- **YOUR TASK**
Identify every line of the records that contains the string "karola", treating uppercase and lowercase letters as different, and copy each of those lines.
··· ENTRIES SUPPLIED ···
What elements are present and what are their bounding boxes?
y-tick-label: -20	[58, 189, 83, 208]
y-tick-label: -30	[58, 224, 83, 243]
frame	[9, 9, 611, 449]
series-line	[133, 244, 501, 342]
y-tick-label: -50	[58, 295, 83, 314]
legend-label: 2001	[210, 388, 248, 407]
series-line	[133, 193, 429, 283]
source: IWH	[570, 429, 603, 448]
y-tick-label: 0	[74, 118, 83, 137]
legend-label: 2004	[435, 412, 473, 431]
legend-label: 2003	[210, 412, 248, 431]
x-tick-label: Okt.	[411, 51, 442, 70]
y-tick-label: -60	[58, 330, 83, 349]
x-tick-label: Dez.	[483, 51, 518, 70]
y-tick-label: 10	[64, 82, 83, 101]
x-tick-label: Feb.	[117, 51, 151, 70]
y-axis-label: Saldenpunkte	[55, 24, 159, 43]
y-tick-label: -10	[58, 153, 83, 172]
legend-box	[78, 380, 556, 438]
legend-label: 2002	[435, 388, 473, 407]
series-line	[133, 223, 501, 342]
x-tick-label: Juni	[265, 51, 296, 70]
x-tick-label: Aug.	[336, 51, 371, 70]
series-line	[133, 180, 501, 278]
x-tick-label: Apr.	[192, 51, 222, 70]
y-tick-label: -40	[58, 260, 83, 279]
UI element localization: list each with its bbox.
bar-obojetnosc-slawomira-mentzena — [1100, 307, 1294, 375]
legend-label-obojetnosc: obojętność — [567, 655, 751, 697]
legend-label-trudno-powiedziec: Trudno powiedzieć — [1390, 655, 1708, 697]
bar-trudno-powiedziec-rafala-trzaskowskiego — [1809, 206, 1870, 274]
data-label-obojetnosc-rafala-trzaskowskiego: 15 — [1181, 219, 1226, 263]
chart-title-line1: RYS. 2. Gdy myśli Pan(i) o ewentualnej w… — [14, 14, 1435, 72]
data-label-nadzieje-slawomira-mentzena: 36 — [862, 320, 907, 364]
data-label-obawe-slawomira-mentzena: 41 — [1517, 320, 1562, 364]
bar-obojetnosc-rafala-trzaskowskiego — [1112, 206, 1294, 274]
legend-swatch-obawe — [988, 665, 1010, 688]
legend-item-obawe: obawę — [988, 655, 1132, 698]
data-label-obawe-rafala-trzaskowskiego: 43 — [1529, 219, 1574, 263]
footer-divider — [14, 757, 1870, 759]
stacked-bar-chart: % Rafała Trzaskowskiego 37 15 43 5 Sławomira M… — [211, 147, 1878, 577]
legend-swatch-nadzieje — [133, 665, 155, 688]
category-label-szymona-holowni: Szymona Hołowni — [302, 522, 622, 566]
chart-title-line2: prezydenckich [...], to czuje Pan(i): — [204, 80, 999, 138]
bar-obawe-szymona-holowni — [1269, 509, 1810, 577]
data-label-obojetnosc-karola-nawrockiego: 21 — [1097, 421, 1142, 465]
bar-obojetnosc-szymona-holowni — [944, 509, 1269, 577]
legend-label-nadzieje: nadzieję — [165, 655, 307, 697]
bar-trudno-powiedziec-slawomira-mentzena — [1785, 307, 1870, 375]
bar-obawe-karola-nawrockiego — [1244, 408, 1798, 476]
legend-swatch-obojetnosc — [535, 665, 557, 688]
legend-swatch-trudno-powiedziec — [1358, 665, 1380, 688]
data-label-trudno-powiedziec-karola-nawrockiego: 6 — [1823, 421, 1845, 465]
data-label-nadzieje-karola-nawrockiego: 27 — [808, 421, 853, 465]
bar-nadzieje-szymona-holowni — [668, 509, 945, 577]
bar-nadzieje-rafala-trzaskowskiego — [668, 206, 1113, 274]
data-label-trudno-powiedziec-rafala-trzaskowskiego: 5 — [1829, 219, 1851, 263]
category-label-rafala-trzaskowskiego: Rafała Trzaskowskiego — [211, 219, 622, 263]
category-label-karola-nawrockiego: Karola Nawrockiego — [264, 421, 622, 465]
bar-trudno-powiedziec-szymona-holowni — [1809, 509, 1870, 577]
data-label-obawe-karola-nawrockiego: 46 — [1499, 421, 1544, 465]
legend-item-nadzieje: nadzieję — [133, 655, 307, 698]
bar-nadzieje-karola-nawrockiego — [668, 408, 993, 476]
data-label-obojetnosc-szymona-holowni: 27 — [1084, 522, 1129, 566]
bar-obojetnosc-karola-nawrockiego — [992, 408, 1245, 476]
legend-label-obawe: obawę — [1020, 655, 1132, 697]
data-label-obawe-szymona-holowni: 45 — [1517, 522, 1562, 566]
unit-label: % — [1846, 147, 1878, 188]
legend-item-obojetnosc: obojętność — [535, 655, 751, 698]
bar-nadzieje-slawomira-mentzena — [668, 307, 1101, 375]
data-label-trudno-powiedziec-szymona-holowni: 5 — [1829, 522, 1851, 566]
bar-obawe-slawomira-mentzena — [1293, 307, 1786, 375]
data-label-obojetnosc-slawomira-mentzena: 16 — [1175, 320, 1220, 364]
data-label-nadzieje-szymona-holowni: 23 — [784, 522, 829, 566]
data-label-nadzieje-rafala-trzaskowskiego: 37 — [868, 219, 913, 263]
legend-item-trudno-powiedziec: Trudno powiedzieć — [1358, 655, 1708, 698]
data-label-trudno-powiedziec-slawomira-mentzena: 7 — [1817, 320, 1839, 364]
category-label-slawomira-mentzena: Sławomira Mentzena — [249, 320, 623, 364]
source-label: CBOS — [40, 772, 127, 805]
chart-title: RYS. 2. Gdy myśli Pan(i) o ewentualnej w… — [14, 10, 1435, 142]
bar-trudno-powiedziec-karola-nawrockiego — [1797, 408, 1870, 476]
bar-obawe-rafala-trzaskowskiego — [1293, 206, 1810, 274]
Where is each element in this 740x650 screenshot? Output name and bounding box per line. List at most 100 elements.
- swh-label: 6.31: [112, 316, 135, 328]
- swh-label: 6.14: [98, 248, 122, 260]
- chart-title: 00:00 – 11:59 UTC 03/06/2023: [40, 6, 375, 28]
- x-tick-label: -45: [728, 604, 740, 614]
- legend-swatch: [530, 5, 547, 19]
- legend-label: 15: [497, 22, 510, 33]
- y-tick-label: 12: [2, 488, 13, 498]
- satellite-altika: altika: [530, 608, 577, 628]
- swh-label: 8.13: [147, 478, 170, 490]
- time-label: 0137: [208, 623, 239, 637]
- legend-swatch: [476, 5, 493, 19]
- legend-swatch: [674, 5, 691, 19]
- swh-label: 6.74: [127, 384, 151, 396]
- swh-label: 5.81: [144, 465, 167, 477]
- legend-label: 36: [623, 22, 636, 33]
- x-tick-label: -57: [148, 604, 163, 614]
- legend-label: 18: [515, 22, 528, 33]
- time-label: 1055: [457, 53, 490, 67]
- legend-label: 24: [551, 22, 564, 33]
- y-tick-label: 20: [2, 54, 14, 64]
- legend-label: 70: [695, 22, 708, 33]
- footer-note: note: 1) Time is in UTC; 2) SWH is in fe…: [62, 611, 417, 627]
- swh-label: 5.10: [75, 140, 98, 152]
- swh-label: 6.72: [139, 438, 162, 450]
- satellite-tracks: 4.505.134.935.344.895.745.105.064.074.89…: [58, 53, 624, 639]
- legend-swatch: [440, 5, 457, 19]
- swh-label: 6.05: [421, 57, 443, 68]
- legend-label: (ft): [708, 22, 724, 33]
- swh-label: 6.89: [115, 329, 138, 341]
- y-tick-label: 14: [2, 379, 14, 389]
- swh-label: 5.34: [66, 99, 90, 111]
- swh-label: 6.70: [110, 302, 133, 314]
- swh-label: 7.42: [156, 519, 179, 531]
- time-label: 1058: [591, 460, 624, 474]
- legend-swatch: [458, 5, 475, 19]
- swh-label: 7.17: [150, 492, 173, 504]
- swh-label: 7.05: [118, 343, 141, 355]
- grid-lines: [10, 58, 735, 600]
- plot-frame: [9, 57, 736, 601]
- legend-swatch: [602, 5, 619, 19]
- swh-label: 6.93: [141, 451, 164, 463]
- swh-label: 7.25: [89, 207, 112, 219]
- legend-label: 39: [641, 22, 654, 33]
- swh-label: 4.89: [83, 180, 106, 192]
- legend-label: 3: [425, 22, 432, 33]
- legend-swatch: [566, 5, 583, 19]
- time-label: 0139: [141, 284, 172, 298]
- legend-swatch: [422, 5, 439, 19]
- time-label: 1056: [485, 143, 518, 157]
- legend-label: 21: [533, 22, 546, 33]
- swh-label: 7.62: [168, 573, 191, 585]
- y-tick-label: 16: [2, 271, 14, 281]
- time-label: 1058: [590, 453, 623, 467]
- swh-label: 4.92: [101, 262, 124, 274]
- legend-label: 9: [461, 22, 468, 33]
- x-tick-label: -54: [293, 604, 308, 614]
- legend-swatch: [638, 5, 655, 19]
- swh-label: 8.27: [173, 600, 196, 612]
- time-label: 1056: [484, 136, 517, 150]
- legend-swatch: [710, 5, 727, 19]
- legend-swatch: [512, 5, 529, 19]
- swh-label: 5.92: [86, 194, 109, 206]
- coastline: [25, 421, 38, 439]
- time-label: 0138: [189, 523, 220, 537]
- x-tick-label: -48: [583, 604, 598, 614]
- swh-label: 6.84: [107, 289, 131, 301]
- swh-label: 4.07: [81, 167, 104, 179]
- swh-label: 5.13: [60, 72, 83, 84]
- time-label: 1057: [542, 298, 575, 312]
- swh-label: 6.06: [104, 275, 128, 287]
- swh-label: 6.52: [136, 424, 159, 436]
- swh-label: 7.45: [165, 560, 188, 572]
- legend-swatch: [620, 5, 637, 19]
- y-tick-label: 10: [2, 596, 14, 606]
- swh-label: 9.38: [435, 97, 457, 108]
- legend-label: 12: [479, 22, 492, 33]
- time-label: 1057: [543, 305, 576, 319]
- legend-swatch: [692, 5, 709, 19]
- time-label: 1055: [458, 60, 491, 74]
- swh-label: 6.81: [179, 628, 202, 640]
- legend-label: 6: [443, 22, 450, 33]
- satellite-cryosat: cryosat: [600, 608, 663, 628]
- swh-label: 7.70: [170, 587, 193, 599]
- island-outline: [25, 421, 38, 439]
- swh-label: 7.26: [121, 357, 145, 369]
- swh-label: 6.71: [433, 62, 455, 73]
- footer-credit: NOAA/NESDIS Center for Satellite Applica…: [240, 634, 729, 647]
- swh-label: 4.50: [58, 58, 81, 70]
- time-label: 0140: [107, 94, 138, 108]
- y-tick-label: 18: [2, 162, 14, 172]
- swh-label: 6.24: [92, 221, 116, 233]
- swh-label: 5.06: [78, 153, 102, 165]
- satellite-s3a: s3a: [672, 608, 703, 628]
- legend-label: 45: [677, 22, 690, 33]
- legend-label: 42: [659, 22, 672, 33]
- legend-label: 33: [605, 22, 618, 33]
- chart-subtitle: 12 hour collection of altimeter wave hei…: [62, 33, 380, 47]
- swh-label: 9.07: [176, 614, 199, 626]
···
- **WRITTEN SOLUTION**
data-label-obojetnosc-karola-nawrockiego: 21 — [1097, 421, 1142, 465]
bar-obawe-karola-nawrockiego — [1244, 408, 1798, 476]
data-label-trudno-powiedziec-karola-nawrockiego: 6 — [1823, 421, 1845, 465]
data-label-nadzieje-karola-nawrockiego: 27 — [808, 421, 853, 465]
category-label-karola-nawrockiego: Karola Nawrockiego — [264, 421, 622, 465]
data-label-obawe-karola-nawrockiego: 46 — [1499, 421, 1544, 465]
bar-nadzieje-karola-nawrockiego — [668, 408, 993, 476]
bar-obojetnosc-karola-nawrockiego — [992, 408, 1245, 476]
bar-trudno-powiedziec-karola-nawrockiego — [1797, 408, 1870, 476]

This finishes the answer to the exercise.